WORK TO BE COMPLETED
Write out all of the records again, swapping each "target-icon" for "marker-icon" and keeping everything else the same.

Collected data entries:

● ● ● ● ● ● ●

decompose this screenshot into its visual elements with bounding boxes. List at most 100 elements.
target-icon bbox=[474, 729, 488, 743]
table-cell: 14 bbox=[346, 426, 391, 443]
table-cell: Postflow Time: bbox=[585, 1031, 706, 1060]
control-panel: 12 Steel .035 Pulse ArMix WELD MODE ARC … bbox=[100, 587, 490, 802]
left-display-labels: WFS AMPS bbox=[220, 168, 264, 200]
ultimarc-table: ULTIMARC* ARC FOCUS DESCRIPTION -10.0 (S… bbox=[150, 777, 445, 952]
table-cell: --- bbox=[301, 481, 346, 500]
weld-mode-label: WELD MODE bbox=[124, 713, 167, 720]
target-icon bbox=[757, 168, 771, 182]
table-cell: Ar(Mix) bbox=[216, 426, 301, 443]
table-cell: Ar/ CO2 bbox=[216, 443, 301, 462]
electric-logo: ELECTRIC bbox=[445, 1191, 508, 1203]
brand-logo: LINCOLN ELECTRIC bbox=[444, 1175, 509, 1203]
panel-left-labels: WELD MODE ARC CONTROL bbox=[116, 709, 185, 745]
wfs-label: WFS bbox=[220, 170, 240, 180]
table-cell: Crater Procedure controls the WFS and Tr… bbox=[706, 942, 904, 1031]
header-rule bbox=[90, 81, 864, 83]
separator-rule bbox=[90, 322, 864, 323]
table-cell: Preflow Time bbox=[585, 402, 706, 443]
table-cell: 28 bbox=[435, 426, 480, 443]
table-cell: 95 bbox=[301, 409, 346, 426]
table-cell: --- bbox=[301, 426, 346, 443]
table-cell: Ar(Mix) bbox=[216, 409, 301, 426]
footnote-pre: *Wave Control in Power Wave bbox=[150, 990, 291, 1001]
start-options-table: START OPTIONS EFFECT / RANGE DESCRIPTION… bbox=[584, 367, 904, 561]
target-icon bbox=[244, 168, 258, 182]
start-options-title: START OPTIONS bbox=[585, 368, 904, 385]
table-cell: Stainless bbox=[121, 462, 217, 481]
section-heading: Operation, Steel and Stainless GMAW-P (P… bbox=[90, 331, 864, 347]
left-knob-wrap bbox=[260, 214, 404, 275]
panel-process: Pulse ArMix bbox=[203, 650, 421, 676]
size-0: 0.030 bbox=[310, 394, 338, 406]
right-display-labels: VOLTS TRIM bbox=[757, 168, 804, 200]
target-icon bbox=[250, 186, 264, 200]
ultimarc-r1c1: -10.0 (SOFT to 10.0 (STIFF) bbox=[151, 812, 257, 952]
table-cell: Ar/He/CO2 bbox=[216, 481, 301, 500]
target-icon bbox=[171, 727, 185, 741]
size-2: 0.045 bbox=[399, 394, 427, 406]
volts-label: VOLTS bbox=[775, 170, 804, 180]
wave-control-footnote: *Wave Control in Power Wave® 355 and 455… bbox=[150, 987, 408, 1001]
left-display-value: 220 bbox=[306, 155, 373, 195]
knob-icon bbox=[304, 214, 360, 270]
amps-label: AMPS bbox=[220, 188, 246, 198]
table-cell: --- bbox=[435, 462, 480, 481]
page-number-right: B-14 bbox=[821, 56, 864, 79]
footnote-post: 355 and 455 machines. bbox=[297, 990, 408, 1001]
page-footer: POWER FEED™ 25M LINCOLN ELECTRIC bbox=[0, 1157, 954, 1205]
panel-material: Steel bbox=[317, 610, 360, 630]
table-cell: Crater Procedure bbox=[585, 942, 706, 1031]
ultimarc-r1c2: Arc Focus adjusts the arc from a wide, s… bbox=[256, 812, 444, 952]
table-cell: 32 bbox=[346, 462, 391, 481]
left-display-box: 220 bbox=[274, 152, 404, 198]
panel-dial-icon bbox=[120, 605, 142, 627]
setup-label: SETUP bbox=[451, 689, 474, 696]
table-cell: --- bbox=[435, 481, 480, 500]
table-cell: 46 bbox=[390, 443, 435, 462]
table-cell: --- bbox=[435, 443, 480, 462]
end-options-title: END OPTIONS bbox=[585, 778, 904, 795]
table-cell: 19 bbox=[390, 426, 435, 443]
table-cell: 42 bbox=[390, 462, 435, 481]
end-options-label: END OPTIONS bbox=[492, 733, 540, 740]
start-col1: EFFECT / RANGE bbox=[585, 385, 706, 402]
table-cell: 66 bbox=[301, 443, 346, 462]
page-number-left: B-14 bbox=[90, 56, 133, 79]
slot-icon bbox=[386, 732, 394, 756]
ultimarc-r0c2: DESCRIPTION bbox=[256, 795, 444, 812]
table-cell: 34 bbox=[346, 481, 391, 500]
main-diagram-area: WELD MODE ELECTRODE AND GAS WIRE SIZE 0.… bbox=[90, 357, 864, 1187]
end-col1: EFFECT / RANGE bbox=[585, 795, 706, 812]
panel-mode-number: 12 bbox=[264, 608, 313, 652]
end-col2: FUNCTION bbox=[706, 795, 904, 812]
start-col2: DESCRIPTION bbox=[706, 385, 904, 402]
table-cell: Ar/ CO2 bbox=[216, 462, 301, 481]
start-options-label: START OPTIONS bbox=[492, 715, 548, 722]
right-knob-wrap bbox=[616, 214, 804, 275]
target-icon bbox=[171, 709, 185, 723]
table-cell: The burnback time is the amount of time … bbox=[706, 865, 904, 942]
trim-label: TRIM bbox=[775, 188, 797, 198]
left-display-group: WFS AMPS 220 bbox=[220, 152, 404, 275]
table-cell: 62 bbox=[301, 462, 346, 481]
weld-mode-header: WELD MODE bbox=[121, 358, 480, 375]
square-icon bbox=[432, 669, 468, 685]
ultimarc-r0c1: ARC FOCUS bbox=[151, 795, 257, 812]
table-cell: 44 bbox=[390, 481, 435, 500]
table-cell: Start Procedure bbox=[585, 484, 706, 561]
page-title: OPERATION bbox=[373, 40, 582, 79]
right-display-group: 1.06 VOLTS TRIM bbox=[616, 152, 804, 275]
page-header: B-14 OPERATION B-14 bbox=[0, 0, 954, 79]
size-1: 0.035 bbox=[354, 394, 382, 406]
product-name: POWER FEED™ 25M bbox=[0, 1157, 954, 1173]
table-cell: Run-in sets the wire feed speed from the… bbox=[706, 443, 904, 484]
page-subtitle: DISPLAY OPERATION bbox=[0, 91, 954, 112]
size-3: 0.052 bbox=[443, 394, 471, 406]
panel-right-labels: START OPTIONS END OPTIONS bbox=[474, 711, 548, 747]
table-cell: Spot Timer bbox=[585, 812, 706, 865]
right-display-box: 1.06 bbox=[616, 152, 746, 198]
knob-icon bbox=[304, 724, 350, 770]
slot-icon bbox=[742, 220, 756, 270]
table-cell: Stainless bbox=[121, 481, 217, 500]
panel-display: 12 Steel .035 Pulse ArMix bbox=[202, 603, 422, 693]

● ● ● ● ● ● ●

ANSWER FOR THE TASK
decompose this screenshot into its visual elements with bounding boxes. List at most 100 elements.
marker-icon bbox=[474, 729, 488, 743]
table-cell: 14 bbox=[346, 426, 391, 443]
table-cell: Postflow Time: bbox=[585, 1031, 706, 1060]
control-panel: 12 Steel .035 Pulse ArMix WELD MODE ARC … bbox=[100, 587, 490, 802]
left-display-labels: WFS AMPS bbox=[220, 168, 264, 200]
ultimarc-table: ULTIMARC* ARC FOCUS DESCRIPTION -10.0 (S… bbox=[150, 777, 445, 952]
table-cell: --- bbox=[301, 481, 346, 500]
weld-mode-label: WELD MODE bbox=[124, 713, 167, 720]
marker-icon bbox=[757, 168, 771, 182]
table-cell: Ar(Mix) bbox=[216, 426, 301, 443]
table-cell: Ar/ CO2 bbox=[216, 443, 301, 462]
electric-logo: ELECTRIC bbox=[445, 1191, 508, 1203]
brand-logo: LINCOLN ELECTRIC bbox=[444, 1175, 509, 1203]
panel-left-labels: WELD MODE ARC CONTROL bbox=[116, 709, 185, 745]
wfs-label: WFS bbox=[220, 170, 240, 180]
table-cell: Crater Procedure controls the WFS and Tr… bbox=[706, 942, 904, 1031]
header-rule bbox=[90, 81, 864, 83]
separator-rule bbox=[90, 322, 864, 323]
table-cell: Preflow Time bbox=[585, 402, 706, 443]
table-cell: 28 bbox=[435, 426, 480, 443]
table-cell: 95 bbox=[301, 409, 346, 426]
table-cell: --- bbox=[301, 426, 346, 443]
table-cell: Ar(Mix) bbox=[216, 409, 301, 426]
footnote-pre: *Wave Control in Power Wave bbox=[150, 990, 291, 1001]
start-options-table: START OPTIONS EFFECT / RANGE DESCRIPTION… bbox=[584, 367, 904, 561]
marker-icon bbox=[244, 168, 258, 182]
start-options-title: START OPTIONS bbox=[585, 368, 904, 385]
table-cell: Stainless bbox=[121, 462, 217, 481]
section-heading: Operation, Steel and Stainless GMAW-P (P… bbox=[90, 331, 864, 347]
left-knob-wrap bbox=[260, 214, 404, 275]
panel-process: Pulse ArMix bbox=[203, 650, 421, 676]
size-0: 0.030 bbox=[310, 394, 338, 406]
right-display-labels: VOLTS TRIM bbox=[757, 168, 804, 200]
marker-icon bbox=[250, 186, 264, 200]
ultimarc-r1c1: -10.0 (SOFT to 10.0 (STIFF) bbox=[151, 812, 257, 952]
table-cell: Ar/He/CO2 bbox=[216, 481, 301, 500]
marker-icon bbox=[171, 727, 185, 741]
size-2: 0.045 bbox=[399, 394, 427, 406]
volts-label: VOLTS bbox=[775, 170, 804, 180]
wave-control-footnote: *Wave Control in Power Wave® 355 and 455… bbox=[150, 987, 408, 1001]
left-display-value: 220 bbox=[306, 155, 373, 195]
knob-icon bbox=[304, 214, 360, 270]
amps-label: AMPS bbox=[220, 188, 246, 198]
table-cell: --- bbox=[435, 462, 480, 481]
page-number-right: B-14 bbox=[821, 56, 864, 79]
footnote-post: 355 and 455 machines. bbox=[297, 990, 408, 1001]
page-footer: POWER FEED™ 25M LINCOLN ELECTRIC bbox=[0, 1157, 954, 1205]
panel-material: Steel bbox=[317, 610, 360, 630]
table-cell: Crater Procedure bbox=[585, 942, 706, 1031]
ultimarc-r1c2: Arc Focus adjusts the arc from a wide, s… bbox=[256, 812, 444, 952]
table-cell: 32 bbox=[346, 462, 391, 481]
left-display-box: 220 bbox=[274, 152, 404, 198]
panel-dial-icon bbox=[120, 605, 142, 627]
setup-label: SETUP bbox=[451, 689, 474, 696]
table-cell: --- bbox=[435, 481, 480, 500]
table-cell: 46 bbox=[390, 443, 435, 462]
table-cell: --- bbox=[435, 443, 480, 462]
end-options-title: END OPTIONS bbox=[585, 778, 904, 795]
table-cell: 19 bbox=[390, 426, 435, 443]
table-cell: 42 bbox=[390, 462, 435, 481]
end-options-label: END OPTIONS bbox=[492, 733, 540, 740]
start-col1: EFFECT / RANGE bbox=[585, 385, 706, 402]
table-cell: 66 bbox=[301, 443, 346, 462]
page-number-left: B-14 bbox=[90, 56, 133, 79]
slot-icon bbox=[386, 732, 394, 756]
ultimarc-r0c2: DESCRIPTION bbox=[256, 795, 444, 812]
table-cell: 34 bbox=[346, 481, 391, 500]
main-diagram-area: WELD MODE ELECTRODE AND GAS WIRE SIZE 0.… bbox=[90, 357, 864, 1187]
end-col1: EFFECT / RANGE bbox=[585, 795, 706, 812]
panel-mode-number: 12 bbox=[264, 608, 313, 652]
end-col2: FUNCTION bbox=[706, 795, 904, 812]
start-col2: DESCRIPTION bbox=[706, 385, 904, 402]
table-cell: Ar/ CO2 bbox=[216, 462, 301, 481]
start-options-label: START OPTIONS bbox=[492, 715, 548, 722]
right-knob-wrap bbox=[616, 214, 804, 275]
marker-icon bbox=[171, 709, 185, 723]
table-cell: The burnback time is the amount of time … bbox=[706, 865, 904, 942]
trim-label: TRIM bbox=[775, 188, 797, 198]
left-display-group: WFS AMPS 220 bbox=[220, 152, 404, 275]
table-cell: 62 bbox=[301, 462, 346, 481]
weld-mode-header: WELD MODE bbox=[121, 358, 480, 375]
square-icon bbox=[432, 669, 468, 685]
ultimarc-r0c1: ARC FOCUS bbox=[151, 795, 257, 812]
table-cell: 44 bbox=[390, 481, 435, 500]
table-cell: Start Procedure bbox=[585, 484, 706, 561]
page-title: OPERATION bbox=[373, 40, 582, 79]
right-display-group: 1.06 VOLTS TRIM bbox=[616, 152, 804, 275]
page-header: B-14 OPERATION B-14 bbox=[0, 0, 954, 79]
size-1: 0.035 bbox=[354, 394, 382, 406]
product-name: POWER FEED™ 25M bbox=[0, 1157, 954, 1173]
table-cell: Run-in sets the wire feed speed from the… bbox=[706, 443, 904, 484]
page-subtitle: DISPLAY OPERATION bbox=[0, 91, 954, 112]
size-3: 0.052 bbox=[443, 394, 471, 406]
panel-right-labels: START OPTIONS END OPTIONS bbox=[474, 711, 548, 747]
table-cell: Spot Timer bbox=[585, 812, 706, 865]
right-display-box: 1.06 bbox=[616, 152, 746, 198]
knob-icon bbox=[304, 724, 350, 770]
slot-icon bbox=[742, 220, 756, 270]
table-cell: Stainless bbox=[121, 481, 217, 500]
panel-display: 12 Steel .035 Pulse ArMix bbox=[202, 603, 422, 693]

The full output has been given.